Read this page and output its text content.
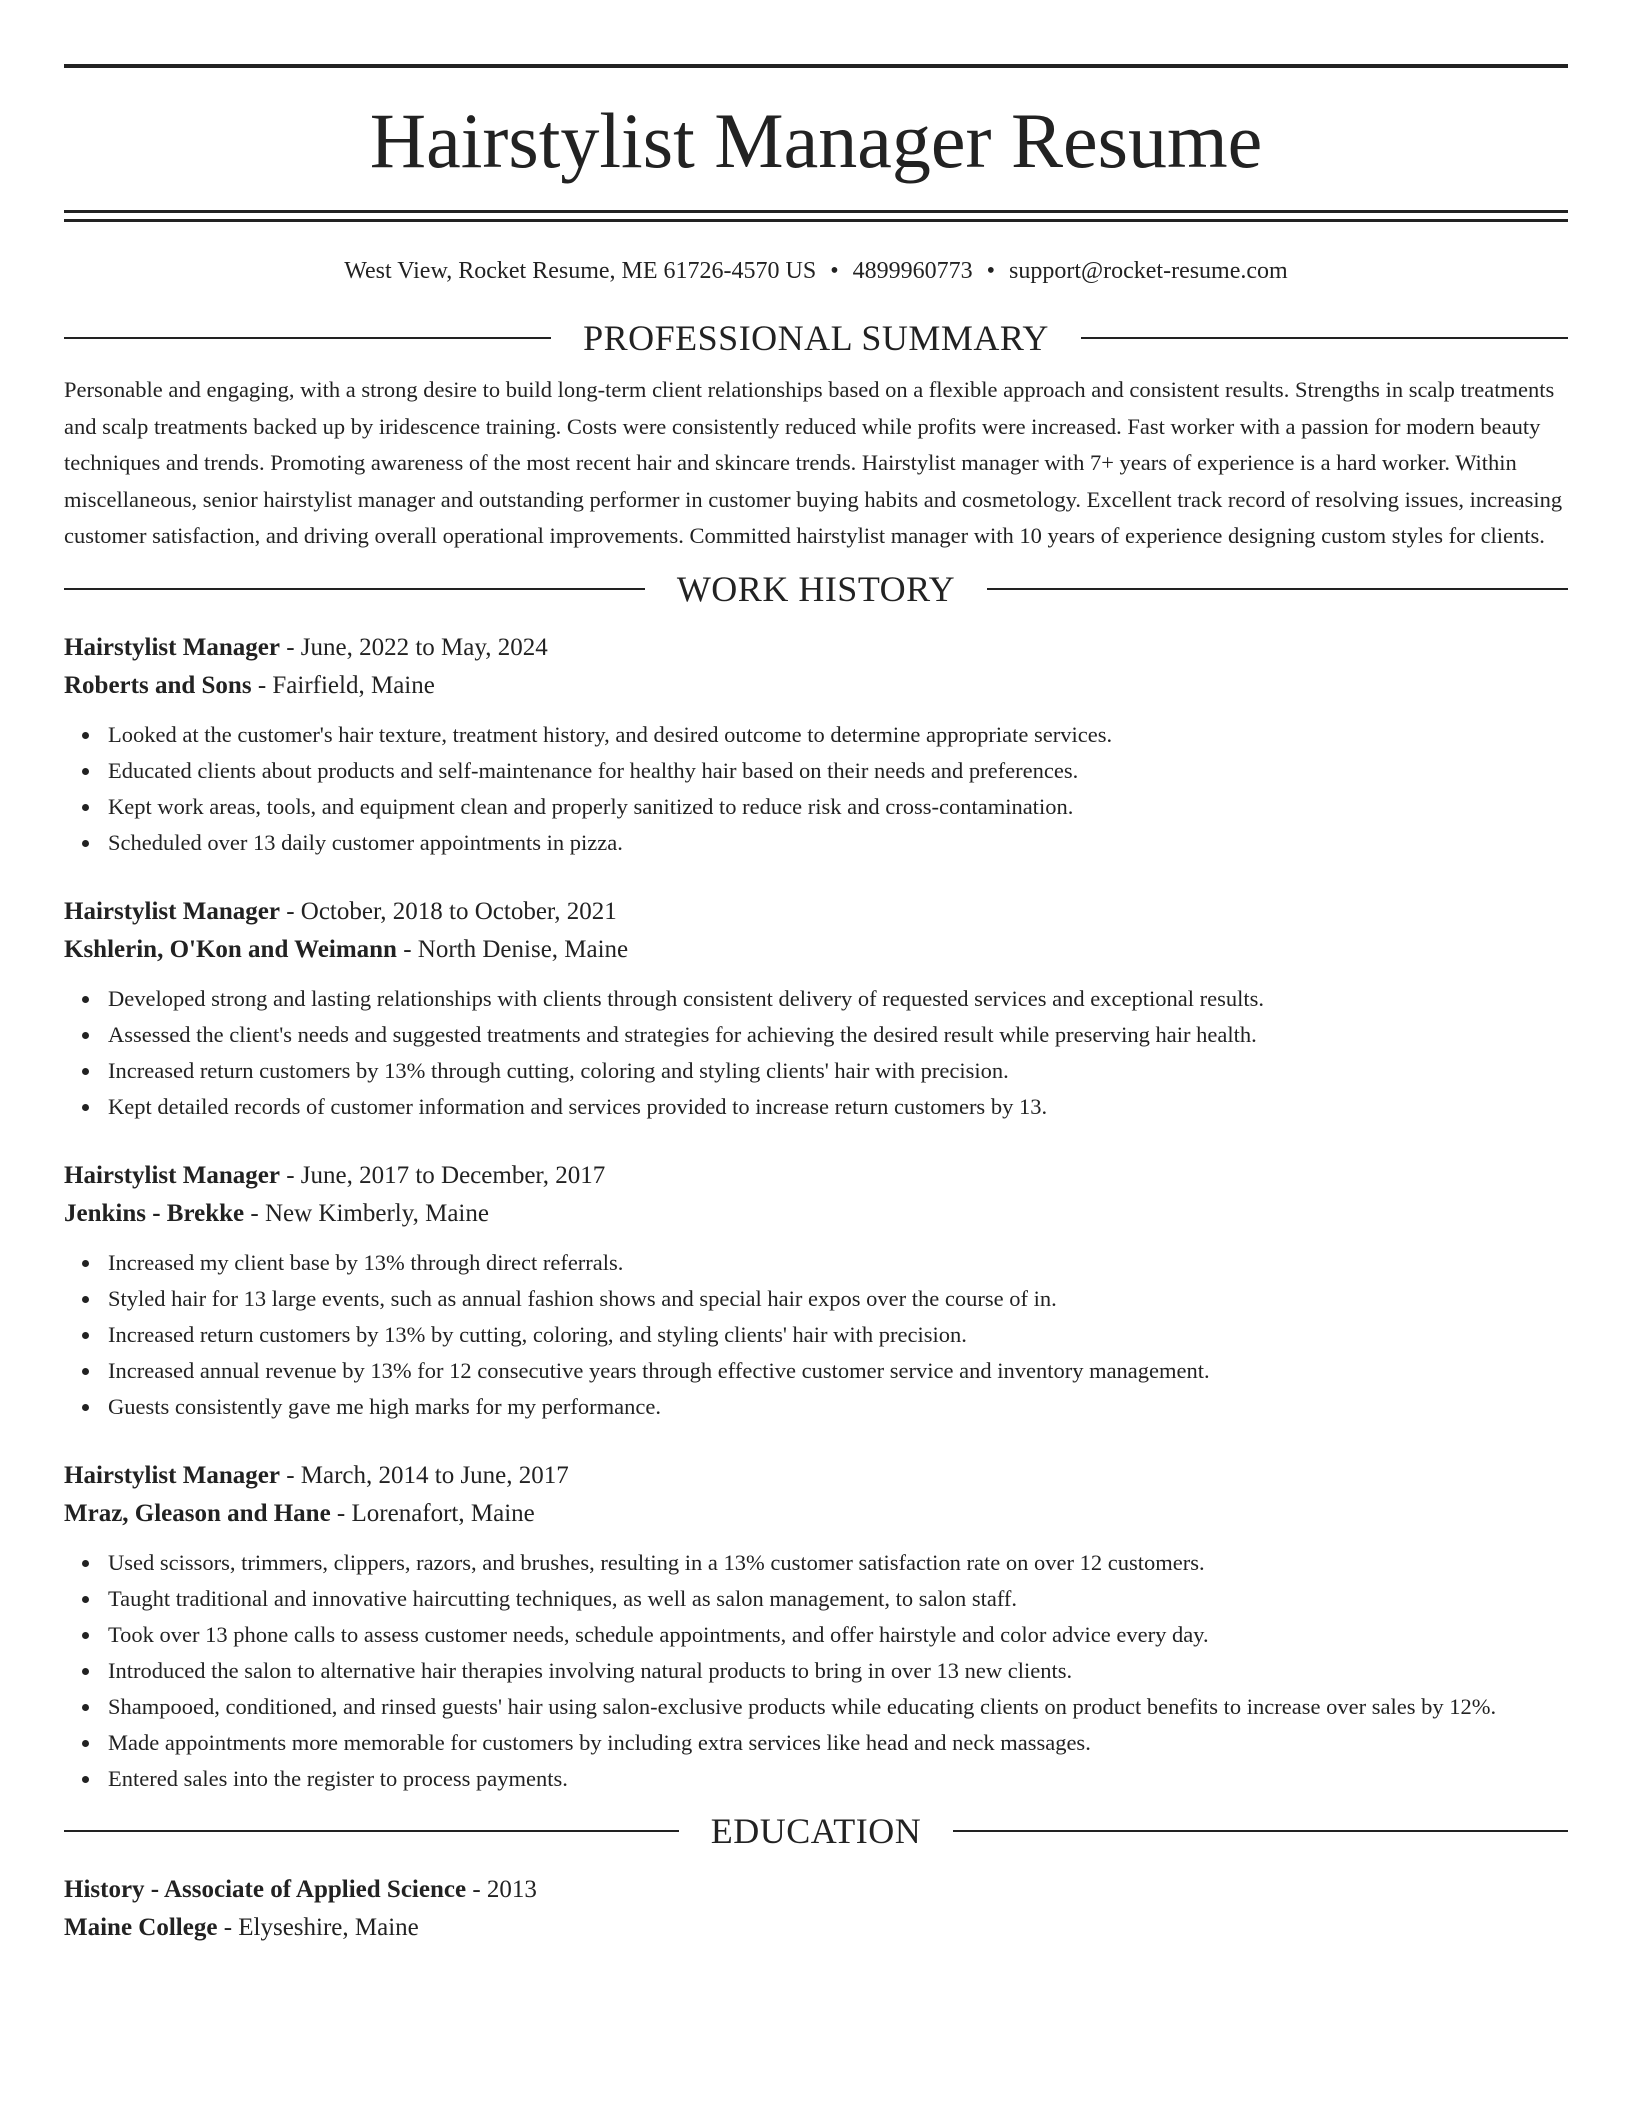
Hairstylist Manager Resume
West View, Rocket Resume, ME 61726-4570 US • 4899960773 • support@rocket-resume.com
PROFESSIONAL SUMMARY

Personable and engaging, with a strong desire to build long-term client relationships based on a flexible approach and consistent results. Strengths in scalp treatments and scalp treatments backed up by iridescence training. Costs were consistently reduced while profits were increased. Fast worker with a passion for modern beauty techniques and trends. Promoting awareness of the most recent hair and skincare trends. Hairstylist manager with 7+ years of experience is a hard worker. Within miscellaneous, senior hairstylist manager and outstanding performer in customer buying habits and cosmetology. Excellent track record of resolving issues, increasing customer satisfaction, and driving overall operational improvements. Committed hairstylist manager with 10 years of experience designing custom styles for clients.

WORK HISTORY

Hairstylist Manager - June, 2022 to May, 2024

Roberts and Sons - Fairfield, Maine

Looked at the customer's hair texture, treatment history, and desired outcome to determine appropriate services.
Educated clients about products and self-maintenance for healthy hair based on their needs and preferences.
Kept work areas, tools, and equipment clean and properly sanitized to reduce risk and cross-contamination.
Scheduled over 13 daily customer appointments in pizza.

Hairstylist Manager - October, 2018 to October, 2021

Kshlerin, O'Kon and Weimann - North Denise, Maine

Developed strong and lasting relationships with clients through consistent delivery of requested services and exceptional results.
Assessed the client's needs and suggested treatments and strategies for achieving the desired result while preserving hair health.
Increased return customers by 13% through cutting, coloring and styling clients' hair with precision.
Kept detailed records of customer information and services provided to increase return customers by 13.

Hairstylist Manager - June, 2017 to December, 2017

Jenkins - Brekke - New Kimberly, Maine

Increased my client base by 13% through direct referrals.
Styled hair for 13 large events, such as annual fashion shows and special hair expos over the course of in.
Increased return customers by 13% by cutting, coloring, and styling clients' hair with precision.
Increased annual revenue by 13% for 12 consecutive years through effective customer service and inventory management.
Guests consistently gave me high marks for my performance.

Hairstylist Manager - March, 2014 to June, 2017

Mraz, Gleason and Hane - Lorenafort, Maine

Used scissors, trimmers, clippers, razors, and brushes, resulting in a 13% customer satisfaction rate on over 12 customers.
Taught traditional and innovative haircutting techniques, as well as salon management, to salon staff.
Took over 13 phone calls to assess customer needs, schedule appointments, and offer hairstyle and color advice every day.
Introduced the salon to alternative hair therapies involving natural products to bring in over 13 new clients.
Shampooed, conditioned, and rinsed guests' hair using salon-exclusive products while educating clients on product benefits to increase over sales by 12%.
Made appointments more memorable for customers by including extra services like head and neck massages.
Entered sales into the register to process payments.
EDUCATION

History - Associate of Applied Science - 2013

Maine College - Elyseshire, Maine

> **Exercise description**: Repeat the material exactly as it reads, without any of its pictures.

> **Solution for this exercise**:
Read this page and output its text content.
Hairstylist Manager Resume
West View, Rocket Resume, ME 61726-4570 US • 4899960773 • support@rocket-resume.com
PROFESSIONAL SUMMARY

Personable and engaging, with a strong desire to build long-term client relationships based on a flexible approach and consistent results. Strengths in scalp treatments and scalp treatments backed up by iridescence training. Costs were consistently reduced while profits were increased. Fast worker with a passion for modern beauty techniques and trends. Promoting awareness of the most recent hair and skincare trends. Hairstylist manager with 7+ years of experience is a hard worker. Within miscellaneous, senior hairstylist manager and outstanding performer in customer buying habits and cosmetology. Excellent track record of resolving issues, increasing customer satisfaction, and driving overall operational improvements. Committed hairstylist manager with 10 years of experience designing custom styles for clients.

WORK HISTORY

Hairstylist Manager - June, 2022 to May, 2024

Roberts and Sons - Fairfield, Maine

Looked at the customer's hair texture, treatment history, and desired outcome to determine appropriate services.
Educated clients about products and self-maintenance for healthy hair based on their needs and preferences.
Kept work areas, tools, and equipment clean and properly sanitized to reduce risk and cross-contamination.
Scheduled over 13 daily customer appointments in pizza.

Hairstylist Manager - October, 2018 to October, 2021

Kshlerin, O'Kon and Weimann - North Denise, Maine

Developed strong and lasting relationships with clients through consistent delivery of requested services and exceptional results.
Assessed the client's needs and suggested treatments and strategies for achieving the desired result while preserving hair health.
Increased return customers by 13% through cutting, coloring and styling clients' hair with precision.
Kept detailed records of customer information and services provided to increase return customers by 13.

Hairstylist Manager - June, 2017 to December, 2017

Jenkins - Brekke - New Kimberly, Maine

Increased my client base by 13% through direct referrals.
Styled hair for 13 large events, such as annual fashion shows and special hair expos over the course of in.
Increased return customers by 13% by cutting, coloring, and styling clients' hair with precision.
Increased annual revenue by 13% for 12 consecutive years through effective customer service and inventory management.
Guests consistently gave me high marks for my performance.

Hairstylist Manager - March, 2014 to June, 2017

Mraz, Gleason and Hane - Lorenafort, Maine

Used scissors, trimmers, clippers, razors, and brushes, resulting in a 13% customer satisfaction rate on over 12 customers.
Taught traditional and innovative haircutting techniques, as well as salon management, to salon staff.
Took over 13 phone calls to assess customer needs, schedule appointments, and offer hairstyle and color advice every day.
Introduced the salon to alternative hair therapies involving natural products to bring in over 13 new clients.
Shampooed, conditioned, and rinsed guests' hair using salon-exclusive products while educating clients on product benefits to increase over sales by 12%.
Made appointments more memorable for customers by including extra services like head and neck massages.
Entered sales into the register to process payments.
EDUCATION

History - Associate of Applied Science - 2013

Maine College - Elyseshire, Maine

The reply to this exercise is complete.